» The task:
Repeat every line below exactly, word for word.

» Data records:
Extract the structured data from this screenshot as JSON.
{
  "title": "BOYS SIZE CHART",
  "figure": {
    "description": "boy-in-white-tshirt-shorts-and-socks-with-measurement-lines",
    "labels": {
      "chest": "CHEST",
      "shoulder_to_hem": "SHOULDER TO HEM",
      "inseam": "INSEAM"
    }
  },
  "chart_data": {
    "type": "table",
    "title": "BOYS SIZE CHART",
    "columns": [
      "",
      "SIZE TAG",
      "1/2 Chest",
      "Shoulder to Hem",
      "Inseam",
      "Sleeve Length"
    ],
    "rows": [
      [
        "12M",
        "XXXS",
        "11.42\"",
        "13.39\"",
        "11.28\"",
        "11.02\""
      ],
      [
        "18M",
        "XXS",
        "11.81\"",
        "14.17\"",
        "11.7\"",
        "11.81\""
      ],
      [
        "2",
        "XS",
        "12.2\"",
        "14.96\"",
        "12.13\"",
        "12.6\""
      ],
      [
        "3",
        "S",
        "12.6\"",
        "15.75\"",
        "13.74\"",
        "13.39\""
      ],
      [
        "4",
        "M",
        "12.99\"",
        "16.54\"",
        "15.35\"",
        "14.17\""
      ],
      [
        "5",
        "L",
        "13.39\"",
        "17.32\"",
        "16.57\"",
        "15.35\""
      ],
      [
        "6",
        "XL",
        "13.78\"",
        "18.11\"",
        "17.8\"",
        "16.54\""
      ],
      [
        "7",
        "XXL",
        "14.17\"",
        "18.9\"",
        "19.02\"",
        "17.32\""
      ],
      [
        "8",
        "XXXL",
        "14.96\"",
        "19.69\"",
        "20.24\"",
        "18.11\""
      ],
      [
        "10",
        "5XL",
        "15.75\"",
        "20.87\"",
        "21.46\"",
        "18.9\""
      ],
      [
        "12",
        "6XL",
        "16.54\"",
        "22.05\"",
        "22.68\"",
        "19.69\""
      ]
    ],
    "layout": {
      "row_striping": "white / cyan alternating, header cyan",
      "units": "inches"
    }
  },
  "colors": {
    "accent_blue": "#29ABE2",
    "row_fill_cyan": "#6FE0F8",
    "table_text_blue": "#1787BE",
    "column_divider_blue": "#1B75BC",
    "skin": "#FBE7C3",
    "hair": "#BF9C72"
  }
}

» Solution to the exercise:
Extract the structured data from this screenshot as JSON.
{
  "title": "BOYS SIZE CHART",
  "figure": {
    "description": "boy-in-white-tshirt-shorts-and-socks-with-measurement-lines",
    "labels": {
      "chest": "CHEST",
      "shoulder_to_hem": "SHOULDER TO HEM",
      "inseam": "INSEAM"
    }
  },
  "chart_data": {
    "type": "table",
    "title": "BOYS SIZE CHART",
    "columns": [
      "",
      "SIZE TAG",
      "1/2 Chest",
      "Shoulder to Hem",
      "Inseam",
      "Sleeve Length"
    ],
    "rows": [
      [
        "12M",
        "XXXS",
        "11.42\"",
        "13.39\"",
        "11.28\"",
        "11.02\""
      ],
      [
        "18M",
        "XXS",
        "11.81\"",
        "14.17\"",
        "11.7\"",
        "11.81\""
      ],
      [
        "2",
        "XS",
        "12.2\"",
        "14.96\"",
        "12.13\"",
        "12.6\""
      ],
      [
        "3",
        "S",
        "12.6\"",
        "15.75\"",
        "13.74\"",
        "13.39\""
      ],
      [
        "4",
        "M",
        "12.99\"",
        "16.54\"",
        "15.35\"",
        "14.17\""
      ],
      [
        "5",
        "L",
        "13.39\"",
        "17.32\"",
        "16.57\"",
        "15.35\""
      ],
      [
        "6",
        "XL",
        "13.78\"",
        "18.11\"",
        "17.8\"",
        "16.54\""
      ],
      [
        "7",
        "XXL",
        "14.17\"",
        "18.9\"",
        "19.02\"",
        "17.32\""
      ],
      [
        "8",
        "XXXL",
        "14.96\"",
        "19.69\"",
        "20.24\"",
        "18.11\""
      ],
      [
        "10",
        "5XL",
        "15.75\"",
        "20.87\"",
        "21.46\"",
        "18.9\""
      ],
      [
        "12",
        "6XL",
        "16.54\"",
        "22.05\"",
        "22.68\"",
        "19.69\""
      ]
    ],
    "layout": {
      "row_striping": "white / cyan alternating, header cyan",
      "units": "inches"
    }
  },
  "colors": {
    "accent_blue": "#29ABE2",
    "row_fill_cyan": "#6FE0F8",
    "table_text_blue": "#1787BE",
    "column_divider_blue": "#1B75BC",
    "skin": "#FBE7C3",
    "hair": "#BF9C72"
  }
}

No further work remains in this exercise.